(Records)

** begin **

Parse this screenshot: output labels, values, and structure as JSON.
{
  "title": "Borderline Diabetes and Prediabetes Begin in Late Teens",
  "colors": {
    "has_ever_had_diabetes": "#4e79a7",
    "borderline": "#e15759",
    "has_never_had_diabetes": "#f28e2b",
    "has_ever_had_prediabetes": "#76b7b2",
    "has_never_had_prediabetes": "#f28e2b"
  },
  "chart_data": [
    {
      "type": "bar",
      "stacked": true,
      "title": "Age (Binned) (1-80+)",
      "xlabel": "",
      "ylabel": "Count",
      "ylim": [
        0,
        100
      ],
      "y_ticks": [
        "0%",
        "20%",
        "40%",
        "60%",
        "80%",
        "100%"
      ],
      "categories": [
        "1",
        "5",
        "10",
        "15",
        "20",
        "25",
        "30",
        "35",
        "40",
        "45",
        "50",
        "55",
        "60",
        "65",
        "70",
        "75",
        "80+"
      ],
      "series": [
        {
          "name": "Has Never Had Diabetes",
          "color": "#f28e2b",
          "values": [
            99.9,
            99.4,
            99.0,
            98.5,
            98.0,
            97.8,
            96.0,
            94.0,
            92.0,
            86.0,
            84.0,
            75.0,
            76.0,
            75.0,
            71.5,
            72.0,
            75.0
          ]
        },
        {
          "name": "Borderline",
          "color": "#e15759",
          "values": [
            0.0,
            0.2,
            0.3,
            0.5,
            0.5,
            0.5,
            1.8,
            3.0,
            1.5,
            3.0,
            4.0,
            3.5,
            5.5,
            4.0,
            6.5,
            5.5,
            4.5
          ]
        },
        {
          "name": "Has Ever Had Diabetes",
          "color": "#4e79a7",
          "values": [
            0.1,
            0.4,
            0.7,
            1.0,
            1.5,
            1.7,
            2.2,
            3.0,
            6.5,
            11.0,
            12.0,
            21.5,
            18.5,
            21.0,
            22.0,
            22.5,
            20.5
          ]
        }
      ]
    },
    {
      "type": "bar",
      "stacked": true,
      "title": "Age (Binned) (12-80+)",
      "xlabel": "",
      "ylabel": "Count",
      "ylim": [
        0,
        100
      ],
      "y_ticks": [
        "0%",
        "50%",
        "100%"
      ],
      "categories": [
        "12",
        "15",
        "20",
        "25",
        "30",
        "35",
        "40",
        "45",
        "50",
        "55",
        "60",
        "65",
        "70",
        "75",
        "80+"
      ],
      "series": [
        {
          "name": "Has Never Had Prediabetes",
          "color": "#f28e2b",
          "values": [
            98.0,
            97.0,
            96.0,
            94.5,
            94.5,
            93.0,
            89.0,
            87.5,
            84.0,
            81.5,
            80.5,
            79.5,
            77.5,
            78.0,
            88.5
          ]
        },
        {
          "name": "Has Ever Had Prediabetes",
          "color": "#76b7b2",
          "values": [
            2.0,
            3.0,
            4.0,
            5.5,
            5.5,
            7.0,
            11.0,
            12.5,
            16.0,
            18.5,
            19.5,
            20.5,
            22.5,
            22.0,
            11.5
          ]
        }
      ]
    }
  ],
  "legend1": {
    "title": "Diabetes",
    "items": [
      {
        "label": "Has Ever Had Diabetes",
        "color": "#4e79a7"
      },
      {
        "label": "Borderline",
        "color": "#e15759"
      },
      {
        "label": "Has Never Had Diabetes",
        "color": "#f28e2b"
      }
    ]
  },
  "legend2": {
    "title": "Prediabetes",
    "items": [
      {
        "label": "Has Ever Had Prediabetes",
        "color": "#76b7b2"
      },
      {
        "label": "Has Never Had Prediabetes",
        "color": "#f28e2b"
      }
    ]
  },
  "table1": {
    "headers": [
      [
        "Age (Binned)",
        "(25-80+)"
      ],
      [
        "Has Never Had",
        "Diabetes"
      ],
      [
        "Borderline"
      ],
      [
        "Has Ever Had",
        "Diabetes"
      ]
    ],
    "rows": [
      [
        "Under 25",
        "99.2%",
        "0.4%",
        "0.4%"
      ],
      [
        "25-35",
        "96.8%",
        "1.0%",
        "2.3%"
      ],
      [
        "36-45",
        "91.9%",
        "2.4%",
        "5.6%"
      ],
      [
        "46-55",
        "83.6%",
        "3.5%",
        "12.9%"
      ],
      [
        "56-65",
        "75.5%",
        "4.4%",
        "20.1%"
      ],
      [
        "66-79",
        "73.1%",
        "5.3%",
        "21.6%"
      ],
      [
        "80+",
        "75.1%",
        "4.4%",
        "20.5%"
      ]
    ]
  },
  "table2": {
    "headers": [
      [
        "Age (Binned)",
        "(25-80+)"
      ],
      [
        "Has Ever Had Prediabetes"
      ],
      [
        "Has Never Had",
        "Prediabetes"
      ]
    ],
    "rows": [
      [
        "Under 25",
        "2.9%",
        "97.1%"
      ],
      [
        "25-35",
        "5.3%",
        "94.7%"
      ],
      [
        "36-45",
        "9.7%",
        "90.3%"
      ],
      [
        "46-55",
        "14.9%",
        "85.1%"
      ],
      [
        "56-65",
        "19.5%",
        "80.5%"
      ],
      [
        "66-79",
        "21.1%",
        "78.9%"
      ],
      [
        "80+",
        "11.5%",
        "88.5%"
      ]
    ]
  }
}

** end **

All of the data must be returned exactly.

Parse this screenshot: output labels, values, and structure as JSON.
{
  "title": "Borderline Diabetes and Prediabetes Begin in Late Teens",
  "colors": {
    "has_ever_had_diabetes": "#4e79a7",
    "borderline": "#e15759",
    "has_never_had_diabetes": "#f28e2b",
    "has_ever_had_prediabetes": "#76b7b2",
    "has_never_had_prediabetes": "#f28e2b"
  },
  "chart_data": [
    {
      "type": "bar",
      "stacked": true,
      "title": "Age (Binned) (1-80+)",
      "xlabel": "",
      "ylabel": "Count",
      "ylim": [
        0,
        100
      ],
      "y_ticks": [
        "0%",
        "20%",
        "40%",
        "60%",
        "80%",
        "100%"
      ],
      "categories": [
        "1",
        "5",
        "10",
        "15",
        "20",
        "25",
        "30",
        "35",
        "40",
        "45",
        "50",
        "55",
        "60",
        "65",
        "70",
        "75",
        "80+"
      ],
      "series": [
        {
          "name": "Has Never Had Diabetes",
          "color": "#f28e2b",
          "values": [
            99.9,
            99.4,
            99.0,
            98.5,
            98.0,
            97.8,
            96.0,
            94.0,
            92.0,
            86.0,
            84.0,
            75.0,
            76.0,
            75.0,
            71.5,
            72.0,
            75.0
          ]
        },
        {
          "name": "Borderline",
          "color": "#e15759",
          "values": [
            0.0,
            0.2,
            0.3,
            0.5,
            0.5,
            0.5,
            1.8,
            3.0,
            1.5,
            3.0,
            4.0,
            3.5,
            5.5,
            4.0,
            6.5,
            5.5,
            4.5
          ]
        },
        {
          "name": "Has Ever Had Diabetes",
          "color": "#4e79a7",
          "values": [
            0.1,
            0.4,
            0.7,
            1.0,
            1.5,
            1.7,
            2.2,
            3.0,
            6.5,
            11.0,
            12.0,
            21.5,
            18.5,
            21.0,
            22.0,
            22.5,
            20.5
          ]
        }
      ]
    },
    {
      "type": "bar",
      "stacked": true,
      "title": "Age (Binned) (12-80+)",
      "xlabel": "",
      "ylabel": "Count",
      "ylim": [
        0,
        100
      ],
      "y_ticks": [
        "0%",
        "50%",
        "100%"
      ],
      "categories": [
        "12",
        "15",
        "20",
        "25",
        "30",
        "35",
        "40",
        "45",
        "50",
        "55",
        "60",
        "65",
        "70",
        "75",
        "80+"
      ],
      "series": [
        {
          "name": "Has Never Had Prediabetes",
          "color": "#f28e2b",
          "values": [
            98.0,
            97.0,
            96.0,
            94.5,
            94.5,
            93.0,
            89.0,
            87.5,
            84.0,
            81.5,
            80.5,
            79.5,
            77.5,
            78.0,
            88.5
          ]
        },
        {
          "name": "Has Ever Had Prediabetes",
          "color": "#76b7b2",
          "values": [
            2.0,
            3.0,
            4.0,
            5.5,
            5.5,
            7.0,
            11.0,
            12.5,
            16.0,
            18.5,
            19.5,
            20.5,
            22.5,
            22.0,
            11.5
          ]
        }
      ]
    }
  ],
  "legend1": {
    "title": "Diabetes",
    "items": [
      {
        "label": "Has Ever Had Diabetes",
        "color": "#4e79a7"
      },
      {
        "label": "Borderline",
        "color": "#e15759"
      },
      {
        "label": "Has Never Had Diabetes",
        "color": "#f28e2b"
      }
    ]
  },
  "legend2": {
    "title": "Prediabetes",
    "items": [
      {
        "label": "Has Ever Had Prediabetes",
        "color": "#76b7b2"
      },
      {
        "label": "Has Never Had Prediabetes",
        "color": "#f28e2b"
      }
    ]
  },
  "table1": {
    "headers": [
      [
        "Age (Binned)",
        "(25-80+)"
      ],
      [
        "Has Never Had",
        "Diabetes"
      ],
      [
        "Borderline"
      ],
      [
        "Has Ever Had",
        "Diabetes"
      ]
    ],
    "rows": [
      [
        "Under 25",
        "99.2%",
        "0.4%",
        "0.4%"
      ],
      [
        "25-35",
        "96.8%",
        "1.0%",
        "2.3%"
      ],
      [
        "36-45",
        "91.9%",
        "2.4%",
        "5.6%"
      ],
      [
        "46-55",
        "83.6%",
        "3.5%",
        "12.9%"
      ],
      [
        "56-65",
        "75.5%",
        "4.4%",
        "20.1%"
      ],
      [
        "66-79",
        "73.1%",
        "5.3%",
        "21.6%"
      ],
      [
        "80+",
        "75.1%",
        "4.4%",
        "20.5%"
      ]
    ]
  },
  "table2": {
    "headers": [
      [
        "Age (Binned)",
        "(25-80+)"
      ],
      [
        "Has Ever Had Prediabetes"
      ],
      [
        "Has Never Had",
        "Prediabetes"
      ]
    ],
    "rows": [
      [
        "Under 25",
        "2.9%",
        "97.1%"
      ],
      [
        "25-35",
        "5.3%",
        "94.7%"
      ],
      [
        "36-45",
        "9.7%",
        "90.3%"
      ],
      [
        "46-55",
        "14.9%",
        "85.1%"
      ],
      [
        "56-65",
        "19.5%",
        "80.5%"
      ],
      [
        "66-79",
        "21.1%",
        "78.9%"
      ],
      [
        "80+",
        "11.5%",
        "88.5%"
      ]
    ]
  }
}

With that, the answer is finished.